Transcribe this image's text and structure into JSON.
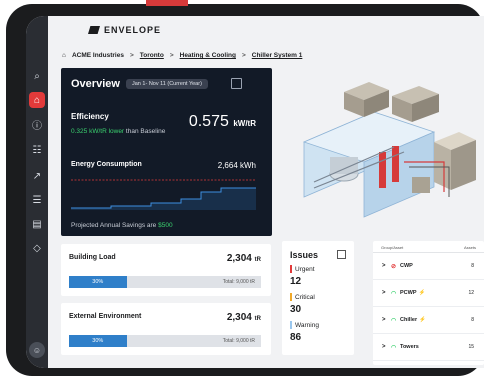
{
  "app": {
    "brand": "ENVELOPE"
  },
  "breadcrumb": [
    "ACME Industries",
    "Toronto",
    "Heating & Cooling",
    "Chiller System 1"
  ],
  "overview": {
    "title": "Overview",
    "date_range": "Jan 1- Nov 11 (Current Year)",
    "efficiency_label": "Efficiency",
    "efficiency_value": "0.575",
    "efficiency_unit": "kW/tR",
    "efficiency_delta": "0.325 kW/tR lower",
    "efficiency_suffix": "than Baseline",
    "energy_label": "Energy Consumption",
    "energy_value": "2,664 kWh",
    "savings_text": "Projected Annual Savings are",
    "savings_value": "$500"
  },
  "building_load": {
    "title": "Building Load",
    "value": "2,304",
    "unit": "tR",
    "percent_label": "30%",
    "percent": 0.3,
    "total": "Total: 9,000 tR"
  },
  "external_env": {
    "title": "External Environment",
    "value": "2,304",
    "unit": "tR",
    "percent_label": "30%",
    "percent": 0.3,
    "total": "Total: 9,000 tR"
  },
  "issues": {
    "title": "Issues",
    "items": [
      {
        "label": "Urgent",
        "count": "12",
        "color": "#e23a3a"
      },
      {
        "label": "Critical",
        "count": "30",
        "color": "#f0a92a"
      },
      {
        "label": "Warning",
        "count": "86",
        "color": "#9ac7ee"
      }
    ]
  },
  "assets": {
    "col_group": "Group/Asset",
    "col_assets": "Assets",
    "rows": [
      {
        "name": "CWP",
        "count": "8",
        "icon": "no-flow-icon",
        "bolt": ""
      },
      {
        "name": "PCWP",
        "count": "12",
        "icon": "wifi-icon",
        "bolt": "⚡"
      },
      {
        "name": "Chiller",
        "count": "8",
        "icon": "wifi-icon",
        "bolt": "⚡"
      },
      {
        "name": "Towers",
        "count": "15",
        "icon": "wifi-icon",
        "bolt": ""
      }
    ]
  },
  "colors": {
    "accent": "#e23a3a",
    "panel": "#121a27",
    "bar": "#2f7fc9",
    "green": "#3bd16f"
  }
}
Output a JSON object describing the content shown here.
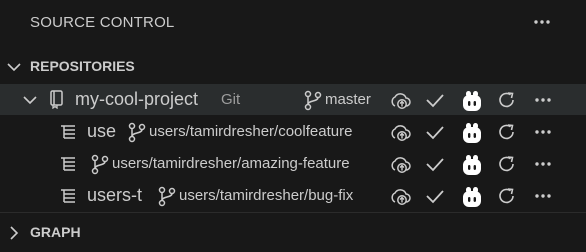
{
  "panel": {
    "title": "SOURCE CONTROL"
  },
  "sections": {
    "repositories": "REPOSITORIES",
    "graph": "GRAPH"
  },
  "repository": {
    "name": "my-cool-project",
    "kind": "Git",
    "branch": "master"
  },
  "worktrees": [
    {
      "name": "use",
      "branch": "users/tamirdresher/coolfeature"
    },
    {
      "name": "",
      "branch": "users/tamirdresher/amazing-feature"
    },
    {
      "name": "users-t",
      "branch": "users/tamirdresher/bug-fix"
    }
  ],
  "icons": {
    "more": "more-icon",
    "chevron_down": "chevron-down-icon",
    "chevron_right": "chevron-right-icon",
    "repo": "repo-icon",
    "worktree": "list-tree-icon",
    "branch": "git-branch-icon",
    "publish": "cloud-upload-icon",
    "commit": "check-icon",
    "copilot": "copilot-icon",
    "refresh": "refresh-icon"
  },
  "colors": {
    "background": "#181818",
    "selected_row": "#2a2d2e",
    "foreground": "#cccccc",
    "description": "#9d9d9d",
    "copilot_icon": "#ffffff"
  }
}
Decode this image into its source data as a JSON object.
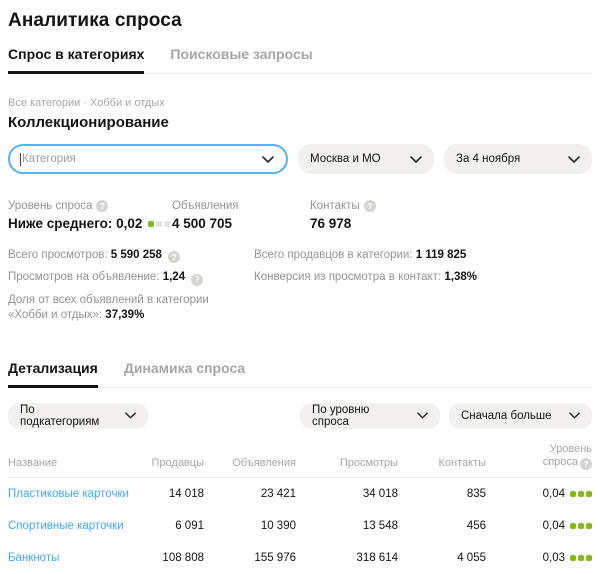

WHAT TO WORK ON — Print the entries above exactly, taking out only the pictures.

RESPONSE TO THE EXERCISE —
Transcribe this image's text and structure into JSON.
{
  "app": {
    "brand": "ENVELOPE"
  },
  "breadcrumb": [
    "ACME Industries",
    "Toronto",
    "Heating & Cooling",
    "Chiller System 1"
  ],
  "overview": {
    "title": "Overview",
    "date_range": "Jan 1- Nov 11 (Current Year)",
    "efficiency_label": "Efficiency",
    "efficiency_value": "0.575",
    "efficiency_unit": "kW/tR",
    "efficiency_delta": "0.325 kW/tR lower",
    "efficiency_suffix": "than Baseline",
    "energy_label": "Energy Consumption",
    "energy_value": "2,664 kWh",
    "savings_text": "Projected Annual Savings are",
    "savings_value": "$500"
  },
  "building_load": {
    "title": "Building Load",
    "value": "2,304",
    "unit": "tR",
    "percent_label": "30%",
    "percent": 0.3,
    "total": "Total: 9,000 tR"
  },
  "external_env": {
    "title": "External Environment",
    "value": "2,304",
    "unit": "tR",
    "percent_label": "30%",
    "percent": 0.3,
    "total": "Total: 9,000 tR"
  },
  "issues": {
    "title": "Issues",
    "items": [
      {
        "label": "Urgent",
        "count": "12",
        "color": "#e23a3a"
      },
      {
        "label": "Critical",
        "count": "30",
        "color": "#f0a92a"
      },
      {
        "label": "Warning",
        "count": "86",
        "color": "#9ac7ee"
      }
    ]
  },
  "assets": {
    "col_group": "Group/Asset",
    "col_assets": "Assets",
    "rows": [
      {
        "name": "CWP",
        "count": "8",
        "icon": "no-flow-icon",
        "bolt": ""
      },
      {
        "name": "PCWP",
        "count": "12",
        "icon": "wifi-icon",
        "bolt": "⚡"
      },
      {
        "name": "Chiller",
        "count": "8",
        "icon": "wifi-icon",
        "bolt": "⚡"
      },
      {
        "name": "Towers",
        "count": "15",
        "icon": "wifi-icon",
        "bolt": ""
      }
    ]
  },
  "colors": {
    "accent": "#e23a3a",
    "panel": "#121a27",
    "bar": "#2f7fc9",
    "green": "#3bd16f"
  }
}
Output a JSON object describing the content shown here.
{
  "panel": {
    "title": "SOURCE CONTROL"
  },
  "sections": {
    "repositories": "REPOSITORIES",
    "graph": "GRAPH"
  },
  "repository": {
    "name": "my-cool-project",
    "kind": "Git",
    "branch": "master"
  },
  "worktrees": [
    {
      "name": "use",
      "branch": "users/tamirdresher/coolfeature"
    },
    {
      "name": "",
      "branch": "users/tamirdresher/amazing-feature"
    },
    {
      "name": "users-t",
      "branch": "users/tamirdresher/bug-fix"
    }
  ],
  "icons": {
    "more": "more-icon",
    "chevron_down": "chevron-down-icon",
    "chevron_right": "chevron-right-icon",
    "repo": "repo-icon",
    "worktree": "list-tree-icon",
    "branch": "git-branch-icon",
    "publish": "cloud-upload-icon",
    "commit": "check-icon",
    "copilot": "copilot-icon",
    "refresh": "refresh-icon"
  },
  "colors": {
    "background": "#181818",
    "selected_row": "#2a2d2e",
    "foreground": "#cccccc",
    "description": "#9d9d9d",
    "copilot_icon": "#ffffff"
  }
}
Decode this image into its source data as a JSON object.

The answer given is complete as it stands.